■ **Consigne A**
Recopiez telles quelles les entrées du bloc 1, de la ligne qui contient « List each element » jusqu'à celle qui contient « size-option-label: 41 [135,340,157,361] », ces deux lignes comprises.

■ **Texte**
------------

Après les tournées africaines des Français, des Russes et des Américains, les Chinois ont effacé des ardoises de la dette africaine. L’intensité attendue de la guerre économique que se livrent les puissances autour de l’Afrique se confirme, au gré de la conjoncture mondiale, face à des Africains qui s’affirment de plus en plus.

Il y a quelques semaines, le continent était le théâtre d’un balai des puissances. D’abord la France dont le président, Emmanuel Macron, s’est rendue fin juillet au Cameroun, au Bénin et en Guinée-Bissau. En perte de vitesse -au plan business face à la percée de la Chine et au plan influence face à la montée de la Russie, Paris -qui veut regagner des parts de marchés- promet des investissements. En toile de fond : la quête d’alliés face à la Russie, son principal rival de l’heure, que le locataire de l’Elysée n’a pas manqué d’attaquer. « Je crois que nous serions naïfs de ne pas nommer ce qui s’est développé ces dernières années, ce que j’appellerais une présence hybride de la Russie sur le continent africain. […] C’est très inquiétant parce que ce ne sont pas des coopérations classiques », a déclaré Macron à Yaoundé, ajoutant que les Russes jouent sur leur puissance militaire pour proposer de la sécurité aux dirigeants de « pays fragilisés » -comme la Centrafrique et le Mali- « en échange d’une influence russe et d’une captation des matières premières ».

Au même moment, les Russes sillonnaient le continent. Sur l’ordre de Vladimir Poutine, le ministre russe des Affaires étrangères, Sergueï Lavrov, s’est rendu en Egypte, au Congo Brazzaville, en Ouganda et en Ethiopie, des pays -excepté le deuxième- fortement dépendants des céréales russes et ukrainiens. Balayant du revers de la main la thèse occidentale selon laquelle son pays serait à l’origine de la crise alimentaire menaçant la planète, Lavrov en a plutôt tenu pour responsables les sanctions occidentales contre la Russie. Son pays étant un grand partenaire commercial de l’Afrique en matière d’armement et d’agriculture (céréales et engrais), l’envoyé du Kremlin s’est voulu rassurant quant aux solutions visant à garantir l’approvisionnement des marchés africains. A côté, on sait aussi que les Russes veulent monter en puissance dans le secteur minier africain, avec plusieurs contrats signés depuis 2019, année où Moscou a spectaculairement manifesté son intérêt pour le commerce avec les pays africains, accueillant des grandes messes sur son sol.

Même si le secrétaire d’Etat américain Antony Blinken a voulu éloigner la connotation de rivalité au sujet de sa visite du 7 au 12 août en Afrique du Sud, en République démocratique du Congo (RDC) et au Rwanda, il n’est plus à démontrer que Washington entend sécuriser son sillon sur un continent à plusieurs titres considéré comme le marché de demain. A noter que c’était son deuxième voyage africain en moins d’un an. Annick Cizel, spécialiste des Etats-Unis a parlé sur RFI d’une « humilité » des Etats-Unis qui « accusent la Chine et la Russie de vouloir remodeler l’ordre mondial en leur faveur. […] Ils viennent demander le soutien des pays africains à un moment de crise internationale plurielle. [Ils] viennent s’assurer de partenariats qui seront gagnant-gagnant ».

------------

■ **Données fournies**
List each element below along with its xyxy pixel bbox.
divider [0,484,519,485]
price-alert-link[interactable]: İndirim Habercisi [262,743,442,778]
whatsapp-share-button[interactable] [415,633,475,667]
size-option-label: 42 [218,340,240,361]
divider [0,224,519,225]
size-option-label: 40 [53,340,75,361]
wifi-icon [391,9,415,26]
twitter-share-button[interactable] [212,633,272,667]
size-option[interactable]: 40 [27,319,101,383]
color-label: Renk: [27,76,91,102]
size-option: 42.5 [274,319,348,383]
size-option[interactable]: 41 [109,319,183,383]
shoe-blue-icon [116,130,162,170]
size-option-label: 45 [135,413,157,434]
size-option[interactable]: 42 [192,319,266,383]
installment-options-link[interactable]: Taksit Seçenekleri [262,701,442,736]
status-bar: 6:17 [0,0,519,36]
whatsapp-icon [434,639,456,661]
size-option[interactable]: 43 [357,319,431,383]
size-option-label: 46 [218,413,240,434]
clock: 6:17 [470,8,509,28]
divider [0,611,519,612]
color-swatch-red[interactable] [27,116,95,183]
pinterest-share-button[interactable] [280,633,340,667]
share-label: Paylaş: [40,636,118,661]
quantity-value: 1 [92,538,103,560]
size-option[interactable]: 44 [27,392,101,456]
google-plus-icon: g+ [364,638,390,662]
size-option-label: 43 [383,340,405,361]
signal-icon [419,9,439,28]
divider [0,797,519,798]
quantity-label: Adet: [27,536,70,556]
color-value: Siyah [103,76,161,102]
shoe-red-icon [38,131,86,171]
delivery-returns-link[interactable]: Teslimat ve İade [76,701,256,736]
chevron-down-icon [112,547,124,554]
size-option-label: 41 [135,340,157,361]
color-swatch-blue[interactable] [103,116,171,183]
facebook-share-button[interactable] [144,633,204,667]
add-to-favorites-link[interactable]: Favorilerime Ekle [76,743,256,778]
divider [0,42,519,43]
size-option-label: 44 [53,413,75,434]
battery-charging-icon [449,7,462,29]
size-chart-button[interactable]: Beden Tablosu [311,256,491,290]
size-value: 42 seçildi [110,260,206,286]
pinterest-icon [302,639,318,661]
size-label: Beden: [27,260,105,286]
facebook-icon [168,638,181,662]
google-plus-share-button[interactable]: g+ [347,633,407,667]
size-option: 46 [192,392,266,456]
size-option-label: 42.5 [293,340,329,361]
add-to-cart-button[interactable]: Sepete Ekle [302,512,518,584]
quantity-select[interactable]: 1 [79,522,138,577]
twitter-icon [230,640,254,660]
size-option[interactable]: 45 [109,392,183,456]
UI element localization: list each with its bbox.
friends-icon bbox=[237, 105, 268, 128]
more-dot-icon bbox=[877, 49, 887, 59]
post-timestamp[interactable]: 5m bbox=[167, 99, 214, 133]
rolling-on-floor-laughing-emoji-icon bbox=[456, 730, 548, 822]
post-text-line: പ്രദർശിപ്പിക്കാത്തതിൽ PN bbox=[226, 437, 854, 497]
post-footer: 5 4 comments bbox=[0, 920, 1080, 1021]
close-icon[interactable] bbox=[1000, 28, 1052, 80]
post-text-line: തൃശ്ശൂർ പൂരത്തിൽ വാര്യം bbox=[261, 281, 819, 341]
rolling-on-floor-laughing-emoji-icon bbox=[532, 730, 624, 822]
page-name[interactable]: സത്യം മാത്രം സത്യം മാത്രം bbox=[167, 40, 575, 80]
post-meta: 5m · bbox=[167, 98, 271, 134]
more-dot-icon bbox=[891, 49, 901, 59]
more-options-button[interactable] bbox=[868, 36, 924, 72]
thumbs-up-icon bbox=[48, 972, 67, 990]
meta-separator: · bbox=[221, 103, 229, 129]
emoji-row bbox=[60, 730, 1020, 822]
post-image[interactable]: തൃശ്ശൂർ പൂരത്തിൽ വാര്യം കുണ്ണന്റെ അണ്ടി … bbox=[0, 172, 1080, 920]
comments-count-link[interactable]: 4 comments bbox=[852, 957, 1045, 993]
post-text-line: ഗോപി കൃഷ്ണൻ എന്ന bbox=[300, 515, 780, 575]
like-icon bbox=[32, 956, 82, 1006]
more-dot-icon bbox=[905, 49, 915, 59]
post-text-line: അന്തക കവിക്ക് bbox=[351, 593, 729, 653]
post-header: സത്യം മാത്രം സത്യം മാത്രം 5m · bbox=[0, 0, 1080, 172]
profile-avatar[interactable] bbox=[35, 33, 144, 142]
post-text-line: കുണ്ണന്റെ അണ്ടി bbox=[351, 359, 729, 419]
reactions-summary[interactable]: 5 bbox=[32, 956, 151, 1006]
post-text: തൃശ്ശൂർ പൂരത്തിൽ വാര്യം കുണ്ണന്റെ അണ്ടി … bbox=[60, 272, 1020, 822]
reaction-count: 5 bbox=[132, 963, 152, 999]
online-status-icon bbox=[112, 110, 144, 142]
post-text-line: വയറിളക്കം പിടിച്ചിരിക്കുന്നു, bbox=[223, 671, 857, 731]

------------

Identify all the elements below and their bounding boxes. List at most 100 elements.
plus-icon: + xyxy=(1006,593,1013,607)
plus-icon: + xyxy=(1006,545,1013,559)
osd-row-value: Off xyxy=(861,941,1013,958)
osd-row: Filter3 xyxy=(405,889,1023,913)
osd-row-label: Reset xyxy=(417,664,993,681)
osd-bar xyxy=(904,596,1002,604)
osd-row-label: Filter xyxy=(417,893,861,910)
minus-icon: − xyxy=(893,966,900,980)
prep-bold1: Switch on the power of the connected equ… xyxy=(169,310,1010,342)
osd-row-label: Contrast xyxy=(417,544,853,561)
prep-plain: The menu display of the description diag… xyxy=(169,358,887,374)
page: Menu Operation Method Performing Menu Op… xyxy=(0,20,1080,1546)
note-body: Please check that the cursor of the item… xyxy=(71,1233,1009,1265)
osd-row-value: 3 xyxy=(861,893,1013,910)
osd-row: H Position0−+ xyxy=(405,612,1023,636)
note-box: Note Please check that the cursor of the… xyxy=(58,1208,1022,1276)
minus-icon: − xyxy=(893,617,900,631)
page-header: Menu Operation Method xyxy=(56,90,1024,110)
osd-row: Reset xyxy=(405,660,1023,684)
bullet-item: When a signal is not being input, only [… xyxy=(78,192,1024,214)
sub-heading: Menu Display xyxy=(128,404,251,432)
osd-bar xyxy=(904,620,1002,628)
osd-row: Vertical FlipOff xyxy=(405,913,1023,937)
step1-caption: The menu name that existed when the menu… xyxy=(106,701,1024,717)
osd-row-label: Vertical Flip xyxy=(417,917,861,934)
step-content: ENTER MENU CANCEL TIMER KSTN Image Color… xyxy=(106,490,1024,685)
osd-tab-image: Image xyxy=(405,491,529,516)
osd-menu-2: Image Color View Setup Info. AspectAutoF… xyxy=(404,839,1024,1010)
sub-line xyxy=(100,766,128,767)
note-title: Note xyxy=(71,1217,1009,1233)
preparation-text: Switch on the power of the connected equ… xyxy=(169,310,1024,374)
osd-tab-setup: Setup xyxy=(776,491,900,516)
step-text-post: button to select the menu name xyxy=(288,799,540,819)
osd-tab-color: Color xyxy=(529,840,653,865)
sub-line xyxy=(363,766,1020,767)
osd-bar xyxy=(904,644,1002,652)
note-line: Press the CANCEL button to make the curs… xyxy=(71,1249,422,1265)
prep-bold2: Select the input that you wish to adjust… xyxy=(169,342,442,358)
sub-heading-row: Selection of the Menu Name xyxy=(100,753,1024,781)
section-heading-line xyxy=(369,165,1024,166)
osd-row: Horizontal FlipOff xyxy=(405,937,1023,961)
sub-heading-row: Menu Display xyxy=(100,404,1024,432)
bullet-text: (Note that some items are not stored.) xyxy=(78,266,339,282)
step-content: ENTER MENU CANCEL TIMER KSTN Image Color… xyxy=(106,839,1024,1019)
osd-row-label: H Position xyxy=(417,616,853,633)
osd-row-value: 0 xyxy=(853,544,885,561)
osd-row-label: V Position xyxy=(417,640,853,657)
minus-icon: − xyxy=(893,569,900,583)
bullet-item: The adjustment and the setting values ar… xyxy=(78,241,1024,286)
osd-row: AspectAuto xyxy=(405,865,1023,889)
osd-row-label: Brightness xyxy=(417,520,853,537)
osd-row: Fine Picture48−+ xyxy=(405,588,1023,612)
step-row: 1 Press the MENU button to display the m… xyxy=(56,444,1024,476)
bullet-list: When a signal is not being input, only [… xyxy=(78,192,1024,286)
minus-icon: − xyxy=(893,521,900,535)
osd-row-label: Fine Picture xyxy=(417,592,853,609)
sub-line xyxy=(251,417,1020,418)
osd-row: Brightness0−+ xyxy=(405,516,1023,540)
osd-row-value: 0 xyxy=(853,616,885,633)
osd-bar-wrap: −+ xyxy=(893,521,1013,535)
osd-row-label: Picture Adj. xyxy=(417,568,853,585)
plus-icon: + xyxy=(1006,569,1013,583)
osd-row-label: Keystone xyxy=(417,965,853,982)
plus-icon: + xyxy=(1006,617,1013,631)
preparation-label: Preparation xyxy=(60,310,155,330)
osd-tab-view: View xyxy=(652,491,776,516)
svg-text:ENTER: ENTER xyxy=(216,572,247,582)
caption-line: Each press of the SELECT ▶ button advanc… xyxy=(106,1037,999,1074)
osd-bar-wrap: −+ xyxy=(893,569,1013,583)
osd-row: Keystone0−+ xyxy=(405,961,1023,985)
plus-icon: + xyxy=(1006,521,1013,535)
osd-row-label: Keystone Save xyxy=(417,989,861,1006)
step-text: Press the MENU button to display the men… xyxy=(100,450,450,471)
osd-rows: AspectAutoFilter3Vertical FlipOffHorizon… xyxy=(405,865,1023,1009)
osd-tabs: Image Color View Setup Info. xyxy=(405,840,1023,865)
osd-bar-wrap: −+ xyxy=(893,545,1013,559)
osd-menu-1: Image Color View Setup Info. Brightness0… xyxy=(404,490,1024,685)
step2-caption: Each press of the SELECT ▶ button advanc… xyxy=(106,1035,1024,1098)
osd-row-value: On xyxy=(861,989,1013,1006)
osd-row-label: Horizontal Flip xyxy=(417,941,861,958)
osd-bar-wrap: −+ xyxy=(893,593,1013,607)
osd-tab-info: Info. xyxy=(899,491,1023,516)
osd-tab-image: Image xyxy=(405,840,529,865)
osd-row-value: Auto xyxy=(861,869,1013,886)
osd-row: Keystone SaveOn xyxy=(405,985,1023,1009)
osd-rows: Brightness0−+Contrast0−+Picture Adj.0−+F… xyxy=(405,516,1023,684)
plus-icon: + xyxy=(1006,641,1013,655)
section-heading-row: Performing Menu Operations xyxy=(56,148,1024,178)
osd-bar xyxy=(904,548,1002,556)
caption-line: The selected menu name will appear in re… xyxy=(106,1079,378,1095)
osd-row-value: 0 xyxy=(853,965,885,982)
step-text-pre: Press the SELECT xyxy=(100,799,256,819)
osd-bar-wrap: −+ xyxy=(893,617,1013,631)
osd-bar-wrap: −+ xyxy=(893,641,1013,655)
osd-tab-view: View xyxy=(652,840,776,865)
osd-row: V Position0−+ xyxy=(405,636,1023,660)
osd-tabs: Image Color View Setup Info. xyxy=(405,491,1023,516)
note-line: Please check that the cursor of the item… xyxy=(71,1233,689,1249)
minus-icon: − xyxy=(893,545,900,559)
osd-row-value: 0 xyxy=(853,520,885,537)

------------

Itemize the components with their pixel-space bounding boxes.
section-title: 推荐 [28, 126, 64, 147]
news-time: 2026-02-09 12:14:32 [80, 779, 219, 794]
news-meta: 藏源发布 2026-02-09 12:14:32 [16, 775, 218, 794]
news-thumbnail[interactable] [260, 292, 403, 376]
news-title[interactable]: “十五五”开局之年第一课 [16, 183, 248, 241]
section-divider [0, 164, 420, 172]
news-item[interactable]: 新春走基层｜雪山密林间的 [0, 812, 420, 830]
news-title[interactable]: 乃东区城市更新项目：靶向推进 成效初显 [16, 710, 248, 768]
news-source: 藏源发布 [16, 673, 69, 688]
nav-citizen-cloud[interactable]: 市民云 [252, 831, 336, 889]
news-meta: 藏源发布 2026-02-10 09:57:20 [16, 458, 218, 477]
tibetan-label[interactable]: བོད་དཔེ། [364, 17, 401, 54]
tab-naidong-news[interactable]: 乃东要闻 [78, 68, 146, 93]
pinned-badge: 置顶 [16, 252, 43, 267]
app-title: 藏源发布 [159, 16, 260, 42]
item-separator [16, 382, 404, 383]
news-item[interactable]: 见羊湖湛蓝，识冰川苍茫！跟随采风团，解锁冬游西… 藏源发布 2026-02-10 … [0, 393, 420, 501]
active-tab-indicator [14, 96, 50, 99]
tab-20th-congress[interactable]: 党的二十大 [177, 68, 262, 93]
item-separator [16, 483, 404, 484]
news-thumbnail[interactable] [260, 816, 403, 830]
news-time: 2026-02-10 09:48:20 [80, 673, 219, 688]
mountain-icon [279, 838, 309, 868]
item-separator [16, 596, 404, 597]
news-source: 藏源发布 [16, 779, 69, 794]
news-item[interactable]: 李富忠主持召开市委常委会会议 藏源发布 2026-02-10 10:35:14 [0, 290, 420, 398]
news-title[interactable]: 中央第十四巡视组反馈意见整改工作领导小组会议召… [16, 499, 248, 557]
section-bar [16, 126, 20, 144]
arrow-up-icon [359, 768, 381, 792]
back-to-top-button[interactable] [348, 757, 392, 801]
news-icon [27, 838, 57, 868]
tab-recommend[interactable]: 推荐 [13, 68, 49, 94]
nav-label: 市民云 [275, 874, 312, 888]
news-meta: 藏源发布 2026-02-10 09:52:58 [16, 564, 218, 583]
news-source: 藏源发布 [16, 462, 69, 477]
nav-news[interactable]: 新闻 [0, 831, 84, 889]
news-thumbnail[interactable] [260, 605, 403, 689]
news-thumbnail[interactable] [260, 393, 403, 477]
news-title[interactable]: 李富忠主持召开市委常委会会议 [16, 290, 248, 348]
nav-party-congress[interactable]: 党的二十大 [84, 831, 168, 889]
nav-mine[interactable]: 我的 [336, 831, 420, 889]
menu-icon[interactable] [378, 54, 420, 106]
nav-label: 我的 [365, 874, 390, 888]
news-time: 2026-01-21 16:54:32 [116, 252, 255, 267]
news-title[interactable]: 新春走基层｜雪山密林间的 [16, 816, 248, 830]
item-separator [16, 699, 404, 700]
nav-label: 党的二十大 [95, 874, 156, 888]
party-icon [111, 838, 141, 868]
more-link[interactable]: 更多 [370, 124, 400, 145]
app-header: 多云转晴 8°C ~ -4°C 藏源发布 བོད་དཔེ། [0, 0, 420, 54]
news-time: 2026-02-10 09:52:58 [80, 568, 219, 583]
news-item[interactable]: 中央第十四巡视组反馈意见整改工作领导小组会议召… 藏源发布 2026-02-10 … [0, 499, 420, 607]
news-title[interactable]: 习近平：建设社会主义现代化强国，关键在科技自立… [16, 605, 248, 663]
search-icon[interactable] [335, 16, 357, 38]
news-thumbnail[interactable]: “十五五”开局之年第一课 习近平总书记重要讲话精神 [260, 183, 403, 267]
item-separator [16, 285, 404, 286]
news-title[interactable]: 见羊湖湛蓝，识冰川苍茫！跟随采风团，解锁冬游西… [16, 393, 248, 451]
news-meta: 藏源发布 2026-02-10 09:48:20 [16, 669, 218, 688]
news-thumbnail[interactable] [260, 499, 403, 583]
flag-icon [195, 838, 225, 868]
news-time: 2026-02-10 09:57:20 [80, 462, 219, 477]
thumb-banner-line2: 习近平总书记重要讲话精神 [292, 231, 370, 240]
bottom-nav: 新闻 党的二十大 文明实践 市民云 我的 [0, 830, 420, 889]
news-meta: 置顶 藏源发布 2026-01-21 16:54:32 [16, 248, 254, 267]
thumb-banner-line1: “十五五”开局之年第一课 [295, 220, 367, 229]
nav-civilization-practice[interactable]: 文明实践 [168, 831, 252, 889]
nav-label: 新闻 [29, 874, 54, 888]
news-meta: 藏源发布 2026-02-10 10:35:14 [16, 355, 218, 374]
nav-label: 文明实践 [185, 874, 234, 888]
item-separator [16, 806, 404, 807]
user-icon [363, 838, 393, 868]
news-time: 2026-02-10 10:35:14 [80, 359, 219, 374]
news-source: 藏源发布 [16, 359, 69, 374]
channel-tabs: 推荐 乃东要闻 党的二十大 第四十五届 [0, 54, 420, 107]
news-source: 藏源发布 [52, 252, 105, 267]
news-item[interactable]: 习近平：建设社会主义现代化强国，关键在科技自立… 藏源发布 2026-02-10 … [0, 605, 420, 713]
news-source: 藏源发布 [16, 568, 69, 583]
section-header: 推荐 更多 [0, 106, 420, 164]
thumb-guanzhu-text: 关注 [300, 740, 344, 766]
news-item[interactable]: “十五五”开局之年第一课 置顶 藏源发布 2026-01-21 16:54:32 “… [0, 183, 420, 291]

------------

■ **Consigne B**
Prolongez le texte sur la course des grandes puissances en Afrique à partir de sa dernière phrase.

■ **Réponse A**
List each element below along with its xyxy pixel bbox.
divider [0,484,519,485]
price-alert-link[interactable]: İndirim Habercisi [262,743,442,778]
whatsapp-share-button[interactable] [415,633,475,667]
size-option-label: 42 [218,340,240,361]
divider [0,224,519,225]
size-option-label: 40 [53,340,75,361]
wifi-icon [391,9,415,26]
twitter-share-button[interactable] [212,633,272,667]
size-option[interactable]: 40 [27,319,101,383]
color-label: Renk: [27,76,91,102]
size-option: 42.5 [274,319,348,383]
size-option[interactable]: 41 [109,319,183,383]
shoe-blue-icon [116,130,162,170]
size-option-label: 45 [135,413,157,434]
size-option[interactable]: 42 [192,319,266,383]
installment-options-link[interactable]: Taksit Seçenekleri [262,701,442,736]
status-bar: 6:17 [0,0,519,36]
whatsapp-icon [434,639,456,661]
size-option[interactable]: 43 [357,319,431,383]
size-option-label: 46 [218,413,240,434]
clock: 6:17 [470,8,509,28]
divider [0,611,519,612]
color-swatch-red[interactable] [27,116,95,183]
pinterest-share-button[interactable] [280,633,340,667]
share-label: Paylaş: [40,636,118,661]
quantity-value: 1 [92,538,103,560]
size-option[interactable]: 44 [27,392,101,456]
google-plus-icon: g+ [364,638,390,662]
size-option-label: 43 [383,340,405,361]
signal-icon [419,9,439,28]
divider [0,797,519,798]
quantity-label: Adet: [27,536,70,556]
color-value: Siyah [103,76,161,102]
shoe-red-icon [38,131,86,171]
delivery-returns-link[interactable]: Teslimat ve İade [76,701,256,736]
chevron-down-icon [112,547,124,554]
size-option-label: 41 [135,340,157,361]

■ **Réponse B**
« Bien que l’Afrique soit complexe, sa pertinence stratégique et économique pour les États-Unis est claire », confiait dans un entretien avec LTA Florie Liser, CEO du Corporate Council of Africa, à l’origine de l’US-Africa Business Summit organisé sur quatre jours en juillet à Marrakech, avec l’intervention virtuelle de la vice-présidente américaine Kamala Harris. De plus, la Chambre de commerce des États-Unis lance, le 6 septembre, un roadshow national visant à « accroître la compréhension des entreprises américaines des opportunités commerciales en Afrique, à transformer le récit autour du climat des affaires en Afrique et à dissiper les mythes ». Pour son vice-président Scott Eisner, « il est temps d’avancer avec l’Afrique et saisir les opportunités qu’offre ce continent vital », a-t-il écrit dans une tribune en marge de la visite africaine de Blinken.

 Un piège à double tranchant

Alors que les partenaires du continent tentent de jouer toutes leurs meilleures cartes, celle de la communication d’influence peut être à double tranchant, selon Papa Demba Thiam. « De mon point de vue, la communication d’influence des grandes puissances sur l’Afrique est vouée à l’échec, parce que ce type de communication insulte l’intelligence des Africains, selon la bien vieille méthode coloniale où on prenait les Africains par la taille, leur disant qu’on les aime, pour qu’ils donnent toutes leurs ressources. Aujourd’hui, les Africains sont beaucoup plus matures et à la limite je trouve qu’une telle communication peut être contre-productive, notamment parce que les oppositions africaines surfent là-dessus et cela renforce le sentiment anti-occidental ».

« En réalité, les puissances ne sont préoccupées pas par les intérêts des Africains. Ce qui leur importe, c’est de mener cette guerre d’influence, cette guerre économique en Afrique », estime l’économiste. « La vérité, poursuit-il, est que la troisième guerre mondiale est multipolaire, elle est économique et elle est en train de se passer en Afrique. Et je ne crois pas -en dehors de quelques dirigeants- que les Africains vont s’asseoir et regarder qui les aime le plus. Les Africains ne s’intéressent qu’à des choses concrètes. Tout le monde peut venir pourvu qu’il respecte les intérêts des Africains. La jeunesse et la société civile ont démontré qu’ils sont tous vent debout pour cela ».

La neutralité de la majorité des pays africains dans le conflit russo-ukrainien a raisonné, selon plusieurs analyses concordantes, comme la volonté du continent d’affirmer son autonomie, face à une opinion publique à la conscience éveillée. « Les États africains veulent avoir […] une lecture des relations internationales qui leur est propre et acceptée par les autres parties », déclarait au Point le politologue Serigne Bamba Gaye.

A la fin de la décennie, le continent a rendez-vous avec l’ONU pour dresser le bilan des ODD et il ne lui reste qu’une trentaine d’années pour atteindre les objectifs de développement de l’Union africaine (UA). Les contrats d’industrialisation ne pourraient-ils pas constituer, de manière concrète, une condition des Etats africains dans leur coopération économique avec les puissances mondiales, afin de peser davantage dans le concert des nations ?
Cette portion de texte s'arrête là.